- [THE EXERCISE]
Return all of the entries exactly as written.
## START PROVIDED RECORDS
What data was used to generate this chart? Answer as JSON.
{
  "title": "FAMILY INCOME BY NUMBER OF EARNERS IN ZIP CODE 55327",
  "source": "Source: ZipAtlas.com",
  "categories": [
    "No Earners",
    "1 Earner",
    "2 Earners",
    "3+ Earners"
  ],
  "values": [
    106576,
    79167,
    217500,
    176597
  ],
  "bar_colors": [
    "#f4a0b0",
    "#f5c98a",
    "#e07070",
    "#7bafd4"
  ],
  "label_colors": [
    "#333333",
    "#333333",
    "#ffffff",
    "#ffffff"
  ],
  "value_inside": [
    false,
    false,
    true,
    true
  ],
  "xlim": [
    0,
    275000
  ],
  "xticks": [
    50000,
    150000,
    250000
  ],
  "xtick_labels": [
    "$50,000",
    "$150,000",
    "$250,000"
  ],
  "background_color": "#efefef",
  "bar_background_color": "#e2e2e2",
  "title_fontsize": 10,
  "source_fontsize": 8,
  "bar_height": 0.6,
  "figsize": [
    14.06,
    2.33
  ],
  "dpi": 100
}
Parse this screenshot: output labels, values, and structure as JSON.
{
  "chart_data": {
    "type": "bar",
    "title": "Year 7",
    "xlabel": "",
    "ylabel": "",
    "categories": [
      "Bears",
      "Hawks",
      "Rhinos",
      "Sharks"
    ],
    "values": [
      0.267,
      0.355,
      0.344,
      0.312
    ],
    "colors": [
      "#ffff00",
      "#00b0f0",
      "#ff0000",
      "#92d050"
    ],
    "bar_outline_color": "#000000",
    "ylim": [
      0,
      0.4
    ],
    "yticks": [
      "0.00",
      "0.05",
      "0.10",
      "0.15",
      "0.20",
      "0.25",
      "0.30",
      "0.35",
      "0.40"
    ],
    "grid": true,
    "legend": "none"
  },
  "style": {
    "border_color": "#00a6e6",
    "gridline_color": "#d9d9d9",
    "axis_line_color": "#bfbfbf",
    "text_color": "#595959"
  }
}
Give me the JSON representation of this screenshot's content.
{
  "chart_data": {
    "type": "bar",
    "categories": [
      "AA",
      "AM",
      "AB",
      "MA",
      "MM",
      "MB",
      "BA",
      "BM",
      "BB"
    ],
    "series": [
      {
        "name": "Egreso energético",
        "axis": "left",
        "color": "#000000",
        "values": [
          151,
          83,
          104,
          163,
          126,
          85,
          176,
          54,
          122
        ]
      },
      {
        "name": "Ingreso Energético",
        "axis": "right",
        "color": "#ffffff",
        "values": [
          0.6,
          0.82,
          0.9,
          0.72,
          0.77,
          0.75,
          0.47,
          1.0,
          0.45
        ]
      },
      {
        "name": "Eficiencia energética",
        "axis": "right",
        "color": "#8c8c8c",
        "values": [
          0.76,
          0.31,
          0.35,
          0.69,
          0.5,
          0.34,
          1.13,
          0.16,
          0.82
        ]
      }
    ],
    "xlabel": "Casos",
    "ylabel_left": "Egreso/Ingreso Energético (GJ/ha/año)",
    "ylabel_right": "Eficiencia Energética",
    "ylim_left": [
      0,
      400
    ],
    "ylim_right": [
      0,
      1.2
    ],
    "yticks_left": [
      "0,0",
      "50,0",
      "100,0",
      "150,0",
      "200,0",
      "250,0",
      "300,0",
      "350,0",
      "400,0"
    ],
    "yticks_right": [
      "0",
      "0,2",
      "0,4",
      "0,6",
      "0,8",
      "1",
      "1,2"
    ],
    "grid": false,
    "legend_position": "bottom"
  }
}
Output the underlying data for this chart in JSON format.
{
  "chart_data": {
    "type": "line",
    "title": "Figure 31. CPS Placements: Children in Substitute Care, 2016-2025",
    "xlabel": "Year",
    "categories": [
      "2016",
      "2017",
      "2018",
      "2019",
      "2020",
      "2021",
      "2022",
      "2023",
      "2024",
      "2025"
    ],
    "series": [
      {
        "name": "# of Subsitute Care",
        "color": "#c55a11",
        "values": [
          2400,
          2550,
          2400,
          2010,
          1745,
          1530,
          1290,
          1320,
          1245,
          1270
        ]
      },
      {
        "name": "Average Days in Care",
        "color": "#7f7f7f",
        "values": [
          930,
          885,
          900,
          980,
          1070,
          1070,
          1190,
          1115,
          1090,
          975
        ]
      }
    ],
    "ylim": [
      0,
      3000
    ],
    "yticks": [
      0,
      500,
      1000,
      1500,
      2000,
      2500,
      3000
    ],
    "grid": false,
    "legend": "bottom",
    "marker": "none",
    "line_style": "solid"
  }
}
## END PROVIDED RECORDS
- [ANSWER TO THE TASK]
What data was used to generate this chart? Answer as JSON.
{
  "title": "FAMILY INCOME BY NUMBER OF EARNERS IN ZIP CODE 55327",
  "source": "Source: ZipAtlas.com",
  "categories": [
    "No Earners",
    "1 Earner",
    "2 Earners",
    "3+ Earners"
  ],
  "values": [
    106576,
    79167,
    217500,
    176597
  ],
  "bar_colors": [
    "#f4a0b0",
    "#f5c98a",
    "#e07070",
    "#7bafd4"
  ],
  "label_colors": [
    "#333333",
    "#333333",
    "#ffffff",
    "#ffffff"
  ],
  "value_inside": [
    false,
    false,
    true,
    true
  ],
  "xlim": [
    0,
    275000
  ],
  "xticks": [
    50000,
    150000,
    250000
  ],
  "xtick_labels": [
    "$50,000",
    "$150,000",
    "$250,000"
  ],
  "background_color": "#efefef",
  "bar_background_color": "#e2e2e2",
  "title_fontsize": 10,
  "source_fontsize": 8,
  "bar_height": 0.6,
  "figsize": [
    14.06,
    2.33
  ],
  "dpi": 100
}
Parse this screenshot: output labels, values, and structure as JSON.
{
  "chart_data": {
    "type": "bar",
    "title": "Year 7",
    "xlabel": "",
    "ylabel": "",
    "categories": [
      "Bears",
      "Hawks",
      "Rhinos",
      "Sharks"
    ],
    "values": [
      0.267,
      0.355,
      0.344,
      0.312
    ],
    "colors": [
      "#ffff00",
      "#00b0f0",
      "#ff0000",
      "#92d050"
    ],
    "bar_outline_color": "#000000",
    "ylim": [
      0,
      0.4
    ],
    "yticks": [
      "0.00",
      "0.05",
      "0.10",
      "0.15",
      "0.20",
      "0.25",
      "0.30",
      "0.35",
      "0.40"
    ],
    "grid": true,
    "legend": "none"
  },
  "style": {
    "border_color": "#00a6e6",
    "gridline_color": "#d9d9d9",
    "axis_line_color": "#bfbfbf",
    "text_color": "#595959"
  }
}
Give me the JSON representation of this screenshot's content.
{
  "chart_data": {
    "type": "bar",
    "categories": [
      "AA",
      "AM",
      "AB",
      "MA",
      "MM",
      "MB",
      "BA",
      "BM",
      "BB"
    ],
    "series": [
      {
        "name": "Egreso energético",
        "axis": "left",
        "color": "#000000",
        "values": [
          151,
          83,
          104,
          163,
          126,
          85,
          176,
          54,
          122
        ]
      },
      {
        "name": "Ingreso Energético",
        "axis": "right",
        "color": "#ffffff",
        "values": [
          0.6,
          0.82,
          0.9,
          0.72,
          0.77,
          0.75,
          0.47,
          1.0,
          0.45
        ]
      },
      {
        "name": "Eficiencia energética",
        "axis": "right",
        "color": "#8c8c8c",
        "values": [
          0.76,
          0.31,
          0.35,
          0.69,
          0.5,
          0.34,
          1.13,
          0.16,
          0.82
        ]
      }
    ],
    "xlabel": "Casos",
    "ylabel_left": "Egreso/Ingreso Energético (GJ/ha/año)",
    "ylabel_right": "Eficiencia Energética",
    "ylim_left": [
      0,
      400
    ],
    "ylim_right": [
      0,
      1.2
    ],
    "yticks_left": [
      "0,0",
      "50,0",
      "100,0",
      "150,0",
      "200,0",
      "250,0",
      "300,0",
      "350,0",
      "400,0"
    ],
    "yticks_right": [
      "0",
      "0,2",
      "0,4",
      "0,6",
      "0,8",
      "1",
      "1,2"
    ],
    "grid": false,
    "legend_position": "bottom"
  }
}
Output the underlying data for this chart in JSON format.
{
  "chart_data": {
    "type": "line",
    "title": "Figure 31. CPS Placements: Children in Substitute Care, 2016-2025",
    "xlabel": "Year",
    "categories": [
      "2016",
      "2017",
      "2018",
      "2019",
      "2020",
      "2021",
      "2022",
      "2023",
      "2024",
      "2025"
    ],
    "series": [
      {
        "name": "# of Subsitute Care",
        "color": "#c55a11",
        "values": [
          2400,
          2550,
          2400,
          2010,
          1745,
          1530,
          1290,
          1320,
          1245,
          1270
        ]
      },
      {
        "name": "Average Days in Care",
        "color": "#7f7f7f",
        "values": [
          930,
          885,
          900,
          980,
          1070,
          1070,
          1190,
          1115,
          1090,
          975
        ]
      }
    ],
    "ylim": [
      0,
      3000
    ],
    "yticks": [
      0,
      500,
      1000,
      1500,
      2000,
      2500,
      3000
    ],
    "grid": false,
    "legend": "bottom",
    "marker": "none",
    "line_style": "solid"
  }
}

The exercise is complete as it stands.